§ **THE PROBLEM**:
The lines to be extracted begin at the line containing "Extract the structured" and end at the last line of the data below; copy them exactly and leave out the pictures.
┌────────
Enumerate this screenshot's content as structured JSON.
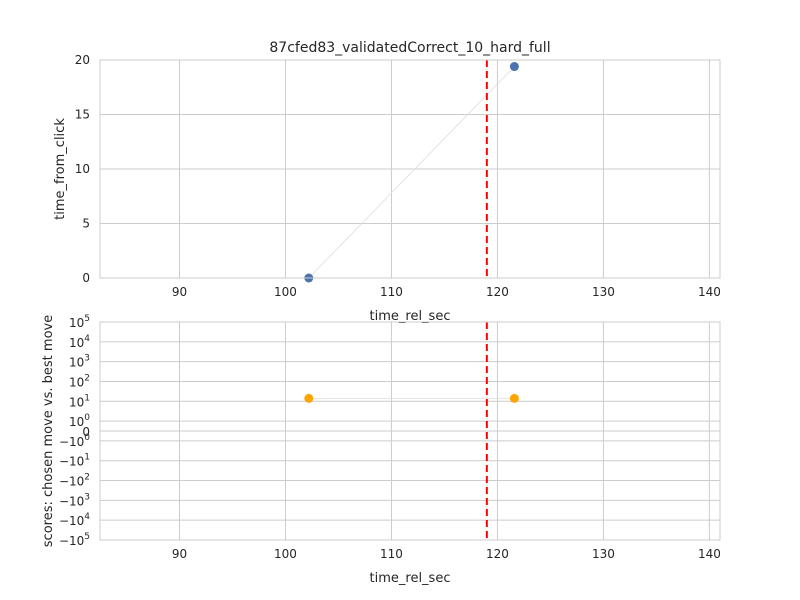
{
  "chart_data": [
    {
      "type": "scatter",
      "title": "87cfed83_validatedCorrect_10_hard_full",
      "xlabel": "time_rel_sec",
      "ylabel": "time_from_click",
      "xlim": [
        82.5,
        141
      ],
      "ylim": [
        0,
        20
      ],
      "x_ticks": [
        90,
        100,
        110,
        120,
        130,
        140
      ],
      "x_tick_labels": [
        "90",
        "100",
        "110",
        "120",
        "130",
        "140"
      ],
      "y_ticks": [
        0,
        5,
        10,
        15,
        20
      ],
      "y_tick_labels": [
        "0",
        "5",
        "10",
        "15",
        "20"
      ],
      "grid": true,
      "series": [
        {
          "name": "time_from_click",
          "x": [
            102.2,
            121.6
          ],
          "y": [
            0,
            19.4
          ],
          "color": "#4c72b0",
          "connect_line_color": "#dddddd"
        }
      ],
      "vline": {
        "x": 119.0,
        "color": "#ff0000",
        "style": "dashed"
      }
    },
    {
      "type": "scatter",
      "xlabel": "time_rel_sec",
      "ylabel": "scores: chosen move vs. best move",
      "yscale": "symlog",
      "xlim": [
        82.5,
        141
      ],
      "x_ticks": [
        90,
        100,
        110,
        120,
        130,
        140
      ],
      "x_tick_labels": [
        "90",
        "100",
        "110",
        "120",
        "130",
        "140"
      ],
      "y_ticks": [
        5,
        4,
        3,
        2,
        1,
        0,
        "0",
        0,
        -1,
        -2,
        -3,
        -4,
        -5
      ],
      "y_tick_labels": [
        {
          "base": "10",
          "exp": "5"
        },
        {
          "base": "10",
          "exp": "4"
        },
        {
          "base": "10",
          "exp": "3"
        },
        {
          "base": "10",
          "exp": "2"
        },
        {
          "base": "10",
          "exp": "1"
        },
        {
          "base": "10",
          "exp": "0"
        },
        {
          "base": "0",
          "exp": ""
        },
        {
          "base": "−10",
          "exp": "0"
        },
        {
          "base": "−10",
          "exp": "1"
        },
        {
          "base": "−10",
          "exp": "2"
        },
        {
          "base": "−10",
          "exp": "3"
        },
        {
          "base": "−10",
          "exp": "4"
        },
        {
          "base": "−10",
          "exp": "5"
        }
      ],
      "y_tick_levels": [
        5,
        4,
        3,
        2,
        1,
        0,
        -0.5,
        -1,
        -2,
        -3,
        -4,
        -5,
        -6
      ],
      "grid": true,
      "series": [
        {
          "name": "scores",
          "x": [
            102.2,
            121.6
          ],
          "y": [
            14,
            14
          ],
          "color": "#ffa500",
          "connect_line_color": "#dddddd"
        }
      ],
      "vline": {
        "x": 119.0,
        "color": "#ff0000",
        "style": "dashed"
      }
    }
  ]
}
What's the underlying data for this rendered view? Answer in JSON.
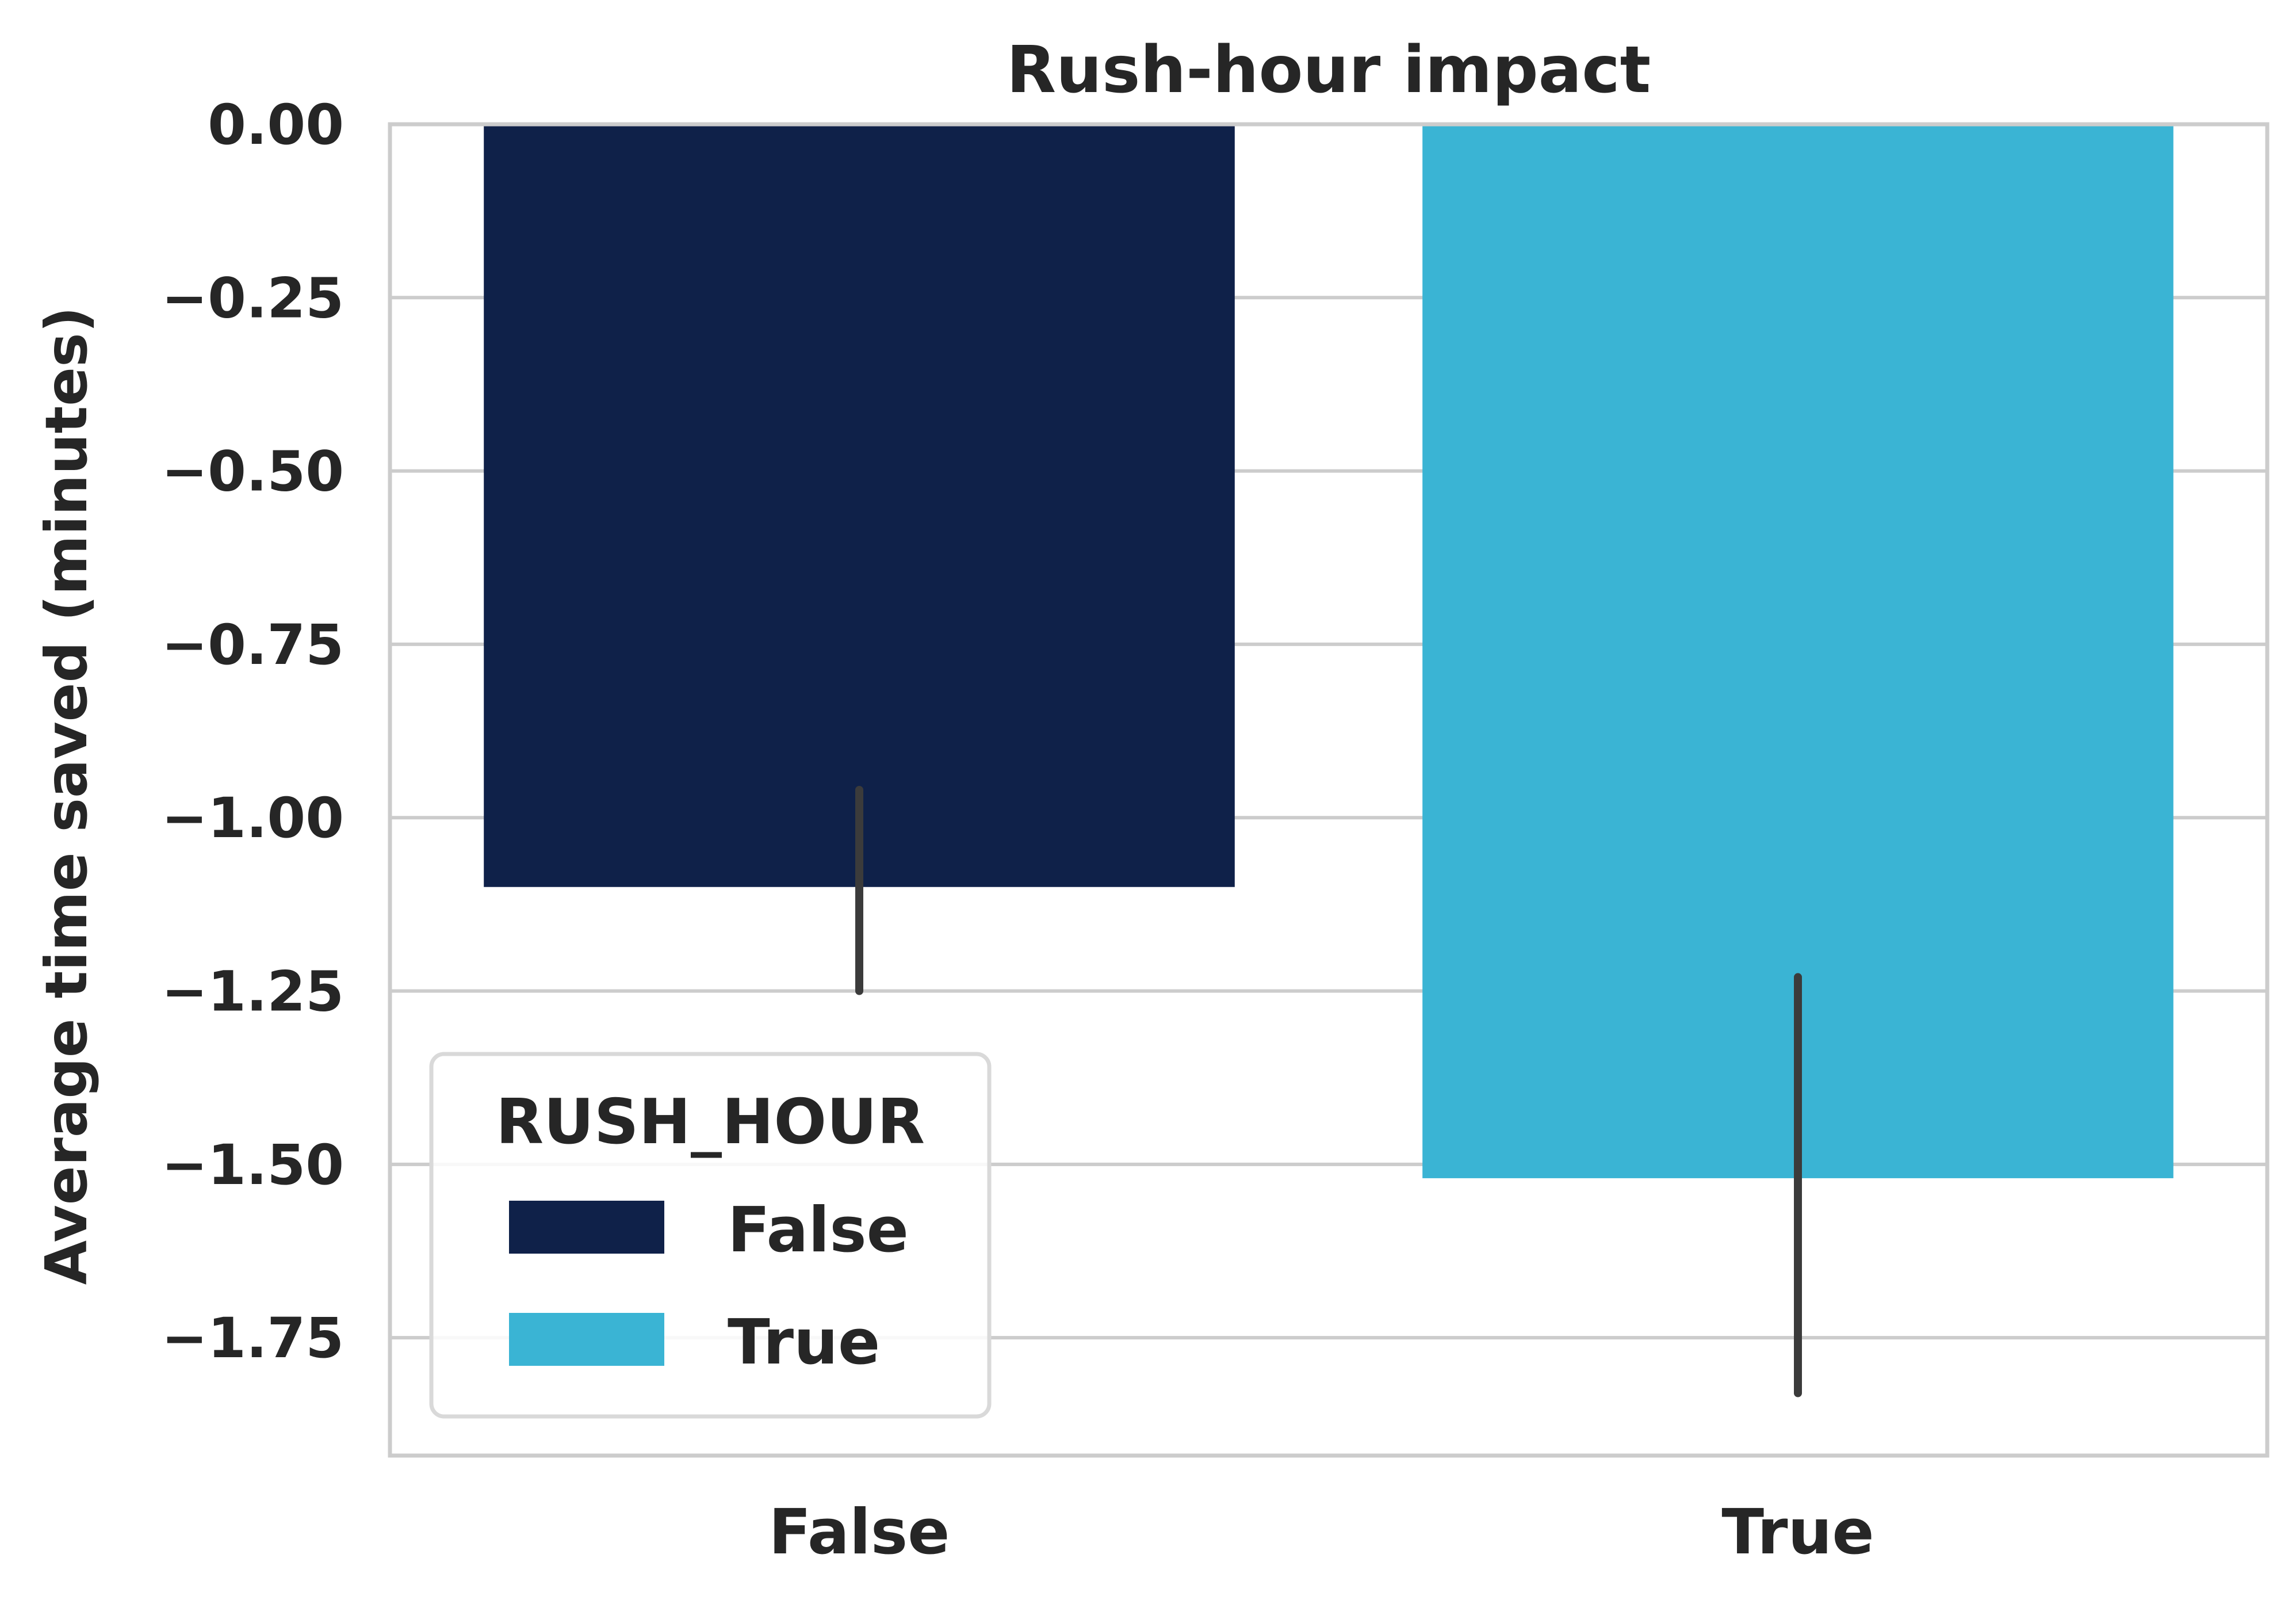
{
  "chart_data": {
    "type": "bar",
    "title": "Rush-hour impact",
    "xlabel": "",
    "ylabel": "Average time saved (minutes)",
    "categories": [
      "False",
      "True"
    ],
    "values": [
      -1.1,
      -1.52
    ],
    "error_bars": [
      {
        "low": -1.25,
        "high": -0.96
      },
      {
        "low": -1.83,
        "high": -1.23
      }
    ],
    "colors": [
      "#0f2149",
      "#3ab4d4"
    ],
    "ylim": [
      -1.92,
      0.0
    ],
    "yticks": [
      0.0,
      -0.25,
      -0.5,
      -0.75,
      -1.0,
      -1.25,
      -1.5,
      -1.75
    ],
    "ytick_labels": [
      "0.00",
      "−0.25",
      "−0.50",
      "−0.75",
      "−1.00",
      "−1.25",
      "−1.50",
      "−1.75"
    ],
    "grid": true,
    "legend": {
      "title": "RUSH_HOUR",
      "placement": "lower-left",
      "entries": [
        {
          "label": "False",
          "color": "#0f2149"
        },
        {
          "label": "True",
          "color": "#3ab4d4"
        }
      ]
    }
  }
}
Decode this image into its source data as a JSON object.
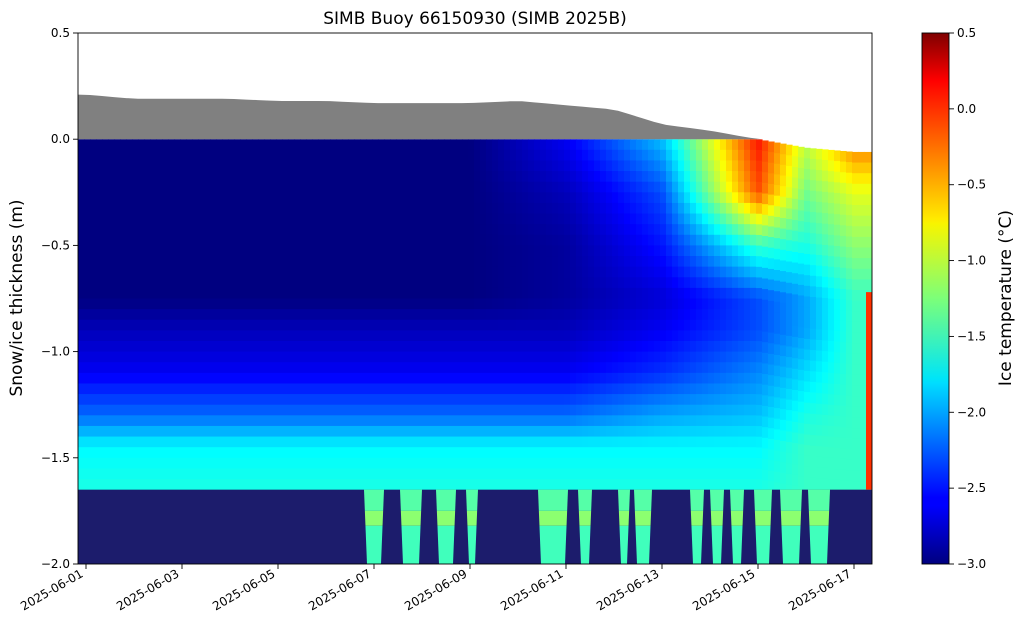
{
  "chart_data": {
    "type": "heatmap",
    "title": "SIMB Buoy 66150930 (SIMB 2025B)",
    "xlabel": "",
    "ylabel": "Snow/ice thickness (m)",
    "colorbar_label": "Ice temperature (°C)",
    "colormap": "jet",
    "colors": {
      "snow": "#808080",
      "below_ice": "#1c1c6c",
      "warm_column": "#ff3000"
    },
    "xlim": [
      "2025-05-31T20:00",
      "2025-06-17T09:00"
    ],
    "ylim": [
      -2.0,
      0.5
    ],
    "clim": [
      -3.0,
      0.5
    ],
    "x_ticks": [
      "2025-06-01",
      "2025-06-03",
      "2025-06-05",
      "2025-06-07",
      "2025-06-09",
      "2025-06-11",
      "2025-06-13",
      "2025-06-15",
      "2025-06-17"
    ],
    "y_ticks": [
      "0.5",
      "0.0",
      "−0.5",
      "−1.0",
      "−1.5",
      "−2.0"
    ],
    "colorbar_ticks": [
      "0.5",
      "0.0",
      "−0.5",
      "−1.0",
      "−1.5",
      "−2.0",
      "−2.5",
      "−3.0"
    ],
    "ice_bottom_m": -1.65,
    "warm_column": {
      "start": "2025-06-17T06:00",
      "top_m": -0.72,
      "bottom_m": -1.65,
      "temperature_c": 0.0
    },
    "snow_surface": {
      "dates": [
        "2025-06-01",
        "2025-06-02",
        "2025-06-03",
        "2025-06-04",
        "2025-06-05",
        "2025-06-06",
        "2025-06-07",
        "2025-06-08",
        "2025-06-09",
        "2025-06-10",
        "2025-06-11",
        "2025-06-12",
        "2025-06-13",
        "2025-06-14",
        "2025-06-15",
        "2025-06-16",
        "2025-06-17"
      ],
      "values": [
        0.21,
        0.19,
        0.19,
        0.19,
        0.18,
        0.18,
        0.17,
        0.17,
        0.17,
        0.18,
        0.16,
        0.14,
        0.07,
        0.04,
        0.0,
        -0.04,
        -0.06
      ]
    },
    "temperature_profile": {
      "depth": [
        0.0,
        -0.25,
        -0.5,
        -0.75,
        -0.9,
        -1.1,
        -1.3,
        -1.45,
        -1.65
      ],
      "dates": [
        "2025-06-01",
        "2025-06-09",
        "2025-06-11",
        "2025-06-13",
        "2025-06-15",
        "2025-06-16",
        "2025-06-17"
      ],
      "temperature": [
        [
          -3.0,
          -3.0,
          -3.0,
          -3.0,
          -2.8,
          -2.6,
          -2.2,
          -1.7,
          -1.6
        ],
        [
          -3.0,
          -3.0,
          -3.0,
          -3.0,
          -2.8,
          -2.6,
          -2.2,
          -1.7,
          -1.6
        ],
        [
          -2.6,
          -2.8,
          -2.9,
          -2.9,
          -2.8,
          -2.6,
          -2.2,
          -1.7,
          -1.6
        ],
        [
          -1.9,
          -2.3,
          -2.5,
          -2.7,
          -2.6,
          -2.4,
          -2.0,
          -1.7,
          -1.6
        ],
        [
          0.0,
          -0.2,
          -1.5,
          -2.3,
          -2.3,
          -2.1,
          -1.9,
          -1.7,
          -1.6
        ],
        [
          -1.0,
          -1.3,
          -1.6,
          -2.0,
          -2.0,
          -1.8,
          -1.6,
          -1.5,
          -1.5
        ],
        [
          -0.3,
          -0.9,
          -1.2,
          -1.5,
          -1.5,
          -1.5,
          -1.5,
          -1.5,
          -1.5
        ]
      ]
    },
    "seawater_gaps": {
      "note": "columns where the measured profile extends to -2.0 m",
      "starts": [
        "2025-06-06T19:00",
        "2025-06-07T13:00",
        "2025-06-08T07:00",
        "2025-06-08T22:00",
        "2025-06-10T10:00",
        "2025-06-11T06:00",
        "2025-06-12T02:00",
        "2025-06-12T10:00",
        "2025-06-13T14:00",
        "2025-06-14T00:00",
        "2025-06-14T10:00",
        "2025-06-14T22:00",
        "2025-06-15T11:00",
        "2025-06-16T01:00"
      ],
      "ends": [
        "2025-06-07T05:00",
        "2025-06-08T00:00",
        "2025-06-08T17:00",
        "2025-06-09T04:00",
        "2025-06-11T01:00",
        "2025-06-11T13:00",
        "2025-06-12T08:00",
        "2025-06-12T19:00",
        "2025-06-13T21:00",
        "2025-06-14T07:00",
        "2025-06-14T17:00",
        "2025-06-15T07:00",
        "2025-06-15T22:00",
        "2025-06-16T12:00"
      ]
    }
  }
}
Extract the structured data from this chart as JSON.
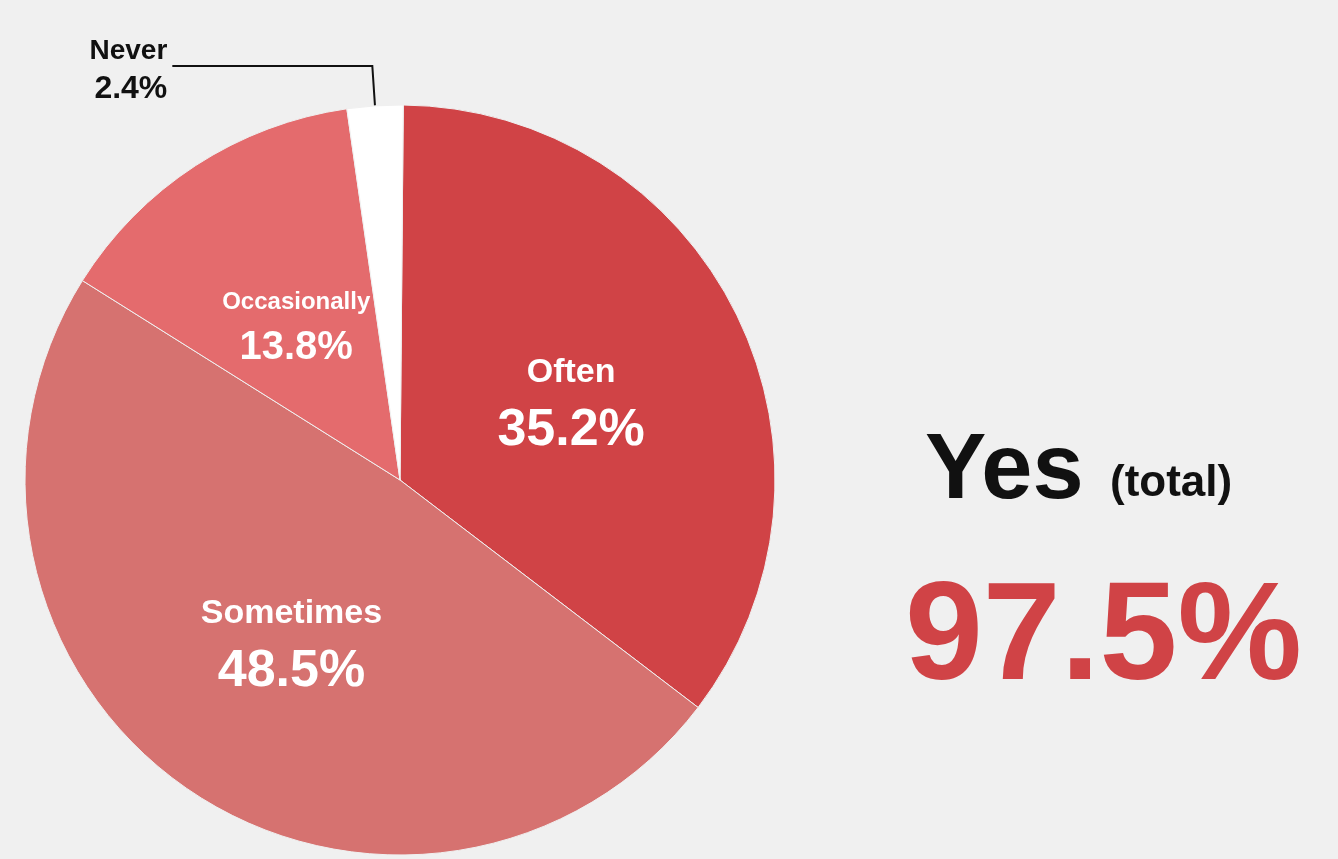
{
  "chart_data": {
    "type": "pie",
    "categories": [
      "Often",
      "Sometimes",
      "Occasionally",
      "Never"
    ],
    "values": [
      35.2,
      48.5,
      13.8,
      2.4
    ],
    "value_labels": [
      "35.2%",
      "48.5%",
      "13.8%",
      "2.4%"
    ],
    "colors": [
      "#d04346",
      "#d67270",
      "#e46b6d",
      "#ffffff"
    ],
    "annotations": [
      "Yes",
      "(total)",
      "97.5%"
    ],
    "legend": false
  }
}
└────────
§ **ANSWER TO THIS EXERCISE**:
Extract the structured data from this chart as JSON.
{
  "chart_data": {
    "type": "pie",
    "categories": [
      "Often",
      "Sometimes",
      "Occasionally",
      "Never"
    ],
    "values": [
      35.2,
      48.5,
      13.8,
      2.4
    ],
    "value_labels": [
      "35.2%",
      "48.5%",
      "13.8%",
      "2.4%"
    ],
    "colors": [
      "#d04346",
      "#d67270",
      "#e46b6d",
      "#ffffff"
    ],
    "annotations": [
      "Yes",
      "(total)",
      "97.5%"
    ],
    "legend": false
  }
}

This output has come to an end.